What you have to do -> Take each line containing "this" and report it exactly as written.

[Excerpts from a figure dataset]
------

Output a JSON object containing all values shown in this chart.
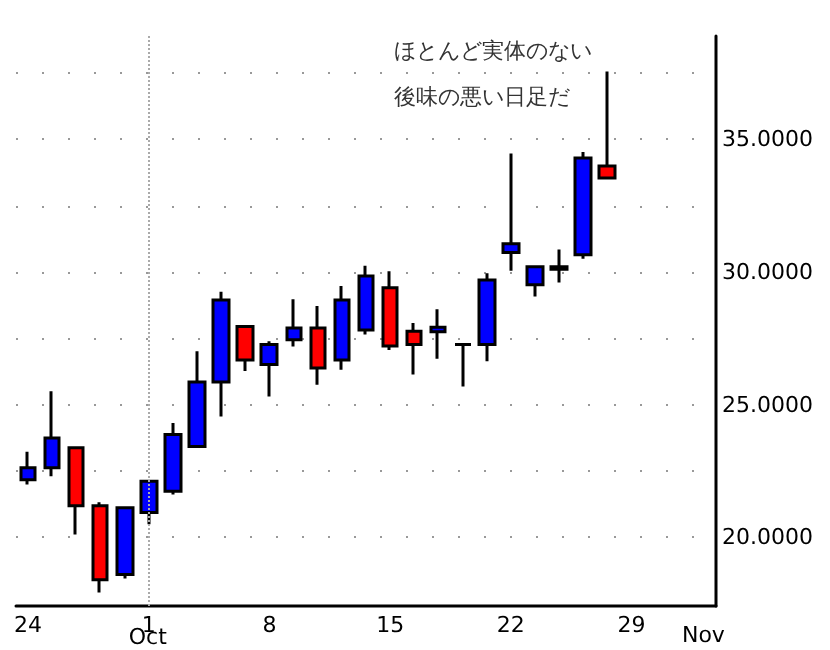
{
  "chart_data": {
    "type": "candlestick",
    "categories": [
      "24",
      null,
      null,
      null,
      null,
      "1",
      null,
      null,
      null,
      null,
      "8",
      null,
      null,
      null,
      null,
      "15",
      null,
      null,
      null,
      null,
      "22",
      null,
      null,
      null,
      null,
      "29",
      null,
      null,
      null
    ],
    "ohlc": [
      [
        22.16,
        23.22,
        21.98,
        22.61
      ],
      [
        22.61,
        25.5,
        22.29,
        23.74
      ],
      [
        23.37,
        23.37,
        20.1,
        21.18
      ],
      [
        21.18,
        21.31,
        17.91,
        18.39
      ],
      [
        18.59,
        21.11,
        18.44,
        21.11
      ],
      [
        20.93,
        22.11,
        20.48,
        22.11
      ],
      [
        21.73,
        24.3,
        21.61,
        23.87
      ],
      [
        23.42,
        27.01,
        23.37,
        25.85
      ],
      [
        25.85,
        29.25,
        24.55,
        28.94
      ],
      [
        27.94,
        27.94,
        26.26,
        26.68
      ],
      [
        26.51,
        27.39,
        25.3,
        27.26
      ],
      [
        27.44,
        28.97,
        27.19,
        27.89
      ],
      [
        27.89,
        28.72,
        25.75,
        26.38
      ],
      [
        26.68,
        29.47,
        26.31,
        28.94
      ],
      [
        27.81,
        30.23,
        27.64,
        29.85
      ],
      [
        29.4,
        30.03,
        27.06,
        27.21
      ],
      [
        27.76,
        28.07,
        26.13,
        27.26
      ],
      [
        27.74,
        28.59,
        26.73,
        27.91
      ],
      [
        27.26,
        27.26,
        25.68,
        27.26
      ],
      [
        27.26,
        29.95,
        26.63,
        29.7
      ],
      [
        30.73,
        34.47,
        30.05,
        31.06
      ],
      [
        29.52,
        30.2,
        29.07,
        30.2
      ],
      [
        30.2,
        30.85,
        29.6,
        30.1
      ],
      [
        30.65,
        34.52,
        30.5,
        34.3
      ],
      [
        34.0,
        37.56,
        33.54,
        33.54
      ],
      null,
      null,
      null,
      null
    ],
    "colors": [
      "#0000ff",
      "#0000ff",
      "#ff0000",
      "#ff0000",
      "#0000ff",
      "#0000ff",
      "#0000ff",
      "#0000ff",
      "#0000ff",
      "#ff0000",
      "#0000ff",
      "#0000ff",
      "#ff0000",
      "#0000ff",
      "#0000ff",
      "#ff0000",
      "#ff0000",
      "#0000ff",
      "#000000",
      "#0000ff",
      "#0000ff",
      "#0000ff",
      "#ff0000",
      "#0000ff",
      "#ff0000",
      null,
      null,
      null,
      null
    ],
    "ylim": [
      17.4,
      38.9
    ],
    "yticks": [
      {
        "value": 20,
        "label": "20.0000"
      },
      {
        "value": 22.5,
        "label": null
      },
      {
        "value": 25,
        "label": "25.0000"
      },
      {
        "value": 27.5,
        "label": null
      },
      {
        "value": 30,
        "label": "30.0000"
      },
      {
        "value": 32.5,
        "label": null
      },
      {
        "value": 35,
        "label": "35.0000"
      },
      {
        "value": 37.5,
        "label": null
      }
    ],
    "grid": "y",
    "ref_lines": [
      {
        "axis": "x",
        "value": "1",
        "line_style": "dotted"
      }
    ],
    "annotations": [
      "ほとんど実体のない",
      "後味の悪い日足だ",
      "Oct",
      "Nov"
    ]
  }
}
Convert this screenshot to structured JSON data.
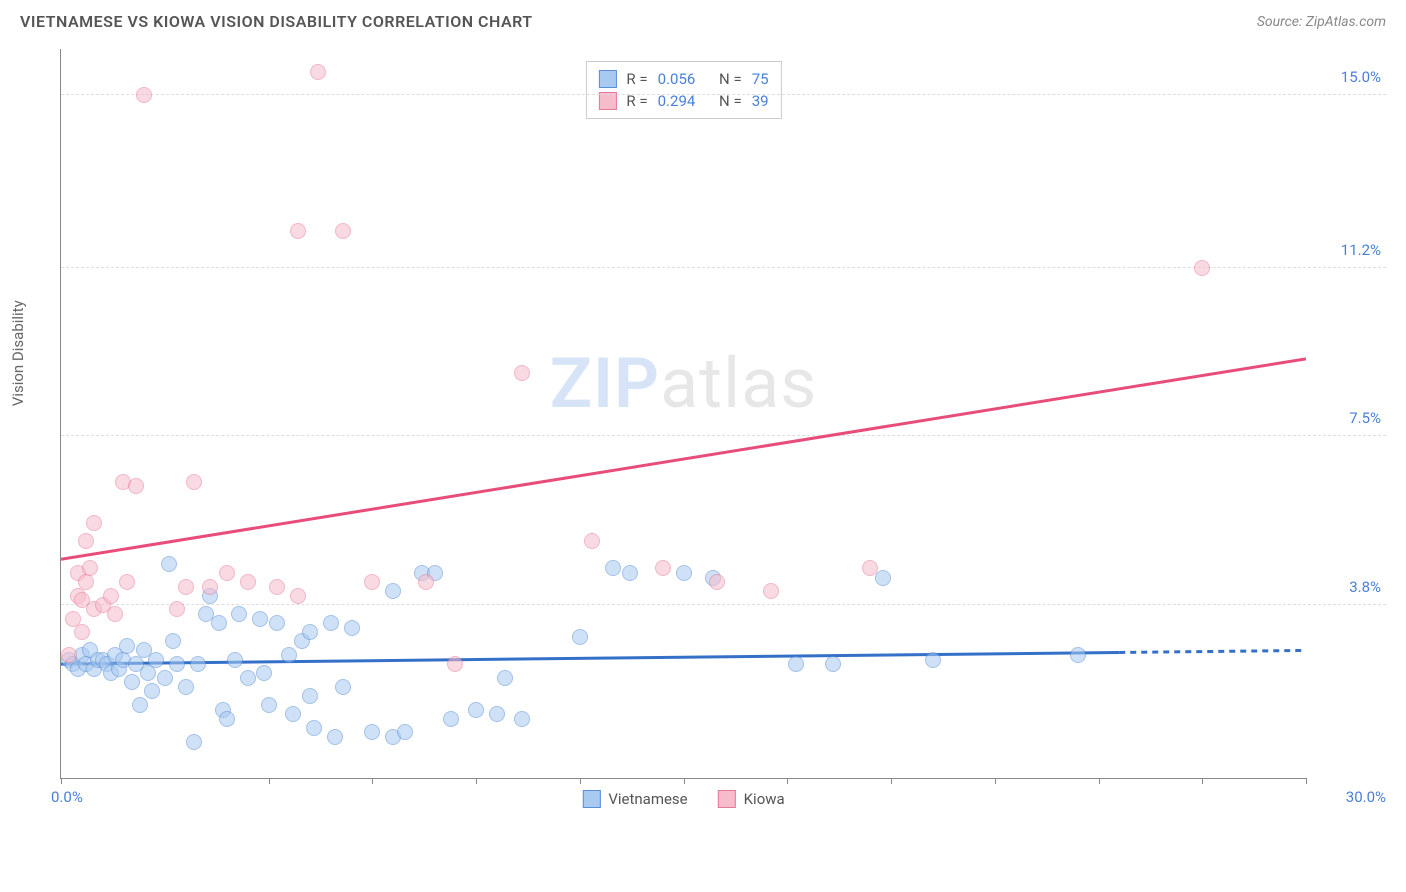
{
  "header": {
    "title": "VIETNAMESE VS KIOWA VISION DISABILITY CORRELATION CHART",
    "source": "Source: ZipAtlas.com"
  },
  "watermark": {
    "zip": "ZIP",
    "atlas": "atlas"
  },
  "chart": {
    "type": "scatter",
    "y_axis_title": "Vision Disability",
    "xlim": [
      0,
      30
    ],
    "ylim": [
      0,
      16
    ],
    "x_labels": {
      "start": "0.0%",
      "end": "30.0%"
    },
    "x_ticks": [
      0,
      5,
      7.5,
      10,
      12.5,
      15,
      17.5,
      20,
      22.5,
      25,
      27.5,
      30
    ],
    "y_gridlines": [
      {
        "value": 3.8,
        "label": "3.8%"
      },
      {
        "value": 7.5,
        "label": "7.5%"
      },
      {
        "value": 11.2,
        "label": "11.2%"
      },
      {
        "value": 15.0,
        "label": "15.0%"
      }
    ],
    "background_color": "#ffffff",
    "grid_color": "#dddddd",
    "series": [
      {
        "name": "Vietnamese",
        "fill_color": "#a8c9f0",
        "stroke_color": "#5a8fd8",
        "fill_opacity": 0.55,
        "marker_radius": 8,
        "R_label": "R =",
        "R": "0.056",
        "N_label": "N =",
        "N": "75",
        "trend": {
          "y_start": 2.5,
          "y_end": 2.8,
          "color": "#3470c8",
          "dash_from_x": 25.5
        },
        "points": [
          [
            0.2,
            2.6
          ],
          [
            0.3,
            2.5
          ],
          [
            0.4,
            2.4
          ],
          [
            0.5,
            2.7
          ],
          [
            0.6,
            2.5
          ],
          [
            0.7,
            2.8
          ],
          [
            0.8,
            2.4
          ],
          [
            0.9,
            2.6
          ],
          [
            1.0,
            2.6
          ],
          [
            1.1,
            2.5
          ],
          [
            1.2,
            2.3
          ],
          [
            1.3,
            2.7
          ],
          [
            1.4,
            2.4
          ],
          [
            1.5,
            2.6
          ],
          [
            1.6,
            2.9
          ],
          [
            1.7,
            2.1
          ],
          [
            1.8,
            2.5
          ],
          [
            1.9,
            1.6
          ],
          [
            2.0,
            2.8
          ],
          [
            2.1,
            2.3
          ],
          [
            2.2,
            1.9
          ],
          [
            2.3,
            2.6
          ],
          [
            2.5,
            2.2
          ],
          [
            2.6,
            4.7
          ],
          [
            2.7,
            3.0
          ],
          [
            2.8,
            2.5
          ],
          [
            3.0,
            2.0
          ],
          [
            3.2,
            0.8
          ],
          [
            3.3,
            2.5
          ],
          [
            3.5,
            3.6
          ],
          [
            3.6,
            4.0
          ],
          [
            3.8,
            3.4
          ],
          [
            3.9,
            1.5
          ],
          [
            4.0,
            1.3
          ],
          [
            4.2,
            2.6
          ],
          [
            4.3,
            3.6
          ],
          [
            4.5,
            2.2
          ],
          [
            4.8,
            3.5
          ],
          [
            4.9,
            2.3
          ],
          [
            5.0,
            1.6
          ],
          [
            5.2,
            3.4
          ],
          [
            5.5,
            2.7
          ],
          [
            5.6,
            1.4
          ],
          [
            5.8,
            3.0
          ],
          [
            6.0,
            1.8
          ],
          [
            6.0,
            3.2
          ],
          [
            6.1,
            1.1
          ],
          [
            6.5,
            3.4
          ],
          [
            6.6,
            0.9
          ],
          [
            6.8,
            2.0
          ],
          [
            7.0,
            3.3
          ],
          [
            7.5,
            1.0
          ],
          [
            8.0,
            4.1
          ],
          [
            8.0,
            0.9
          ],
          [
            8.3,
            1.0
          ],
          [
            8.7,
            4.5
          ],
          [
            9.0,
            4.5
          ],
          [
            9.4,
            1.3
          ],
          [
            10.0,
            1.5
          ],
          [
            10.5,
            1.4
          ],
          [
            10.7,
            2.2
          ],
          [
            11.1,
            1.3
          ],
          [
            12.5,
            3.1
          ],
          [
            13.3,
            4.6
          ],
          [
            13.7,
            4.5
          ],
          [
            15.0,
            4.5
          ],
          [
            15.7,
            4.4
          ],
          [
            17.7,
            2.5
          ],
          [
            18.6,
            2.5
          ],
          [
            19.8,
            4.4
          ],
          [
            21.0,
            2.6
          ],
          [
            24.5,
            2.7
          ]
        ]
      },
      {
        "name": "Kiowa",
        "fill_color": "#f7bccb",
        "stroke_color": "#e87a99",
        "fill_opacity": 0.55,
        "marker_radius": 8,
        "R_label": "R =",
        "R": "0.294",
        "N_label": "N =",
        "N": "39",
        "trend": {
          "y_start": 4.8,
          "y_end": 9.2,
          "color": "#e84d7a",
          "dash_from_x": 30
        },
        "points": [
          [
            0.2,
            2.7
          ],
          [
            0.3,
            3.5
          ],
          [
            0.4,
            4.0
          ],
          [
            0.4,
            4.5
          ],
          [
            0.5,
            3.2
          ],
          [
            0.5,
            3.9
          ],
          [
            0.6,
            5.2
          ],
          [
            0.6,
            4.3
          ],
          [
            0.7,
            4.6
          ],
          [
            0.8,
            3.7
          ],
          [
            0.8,
            5.6
          ],
          [
            1.0,
            3.8
          ],
          [
            1.2,
            4.0
          ],
          [
            1.3,
            3.6
          ],
          [
            1.5,
            6.5
          ],
          [
            1.6,
            4.3
          ],
          [
            1.8,
            6.4
          ],
          [
            2.0,
            15.0
          ],
          [
            2.8,
            3.7
          ],
          [
            3.0,
            4.2
          ],
          [
            3.2,
            6.5
          ],
          [
            3.6,
            4.2
          ],
          [
            4.0,
            4.5
          ],
          [
            4.5,
            4.3
          ],
          [
            5.2,
            4.2
          ],
          [
            5.7,
            4.0
          ],
          [
            5.7,
            12.0
          ],
          [
            6.2,
            15.5
          ],
          [
            6.8,
            12.0
          ],
          [
            7.5,
            4.3
          ],
          [
            8.8,
            4.3
          ],
          [
            9.5,
            2.5
          ],
          [
            11.1,
            8.9
          ],
          [
            12.8,
            5.2
          ],
          [
            14.5,
            4.6
          ],
          [
            15.8,
            4.3
          ],
          [
            17.1,
            4.1
          ],
          [
            19.5,
            4.6
          ],
          [
            27.5,
            11.2
          ]
        ]
      }
    ],
    "legend_bottom": [
      "Vietnamese",
      "Kiowa"
    ]
  }
}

------

Full response ->
Output a JSON object containing all values shown in this chart.
Convert this screenshot to structured JSON data.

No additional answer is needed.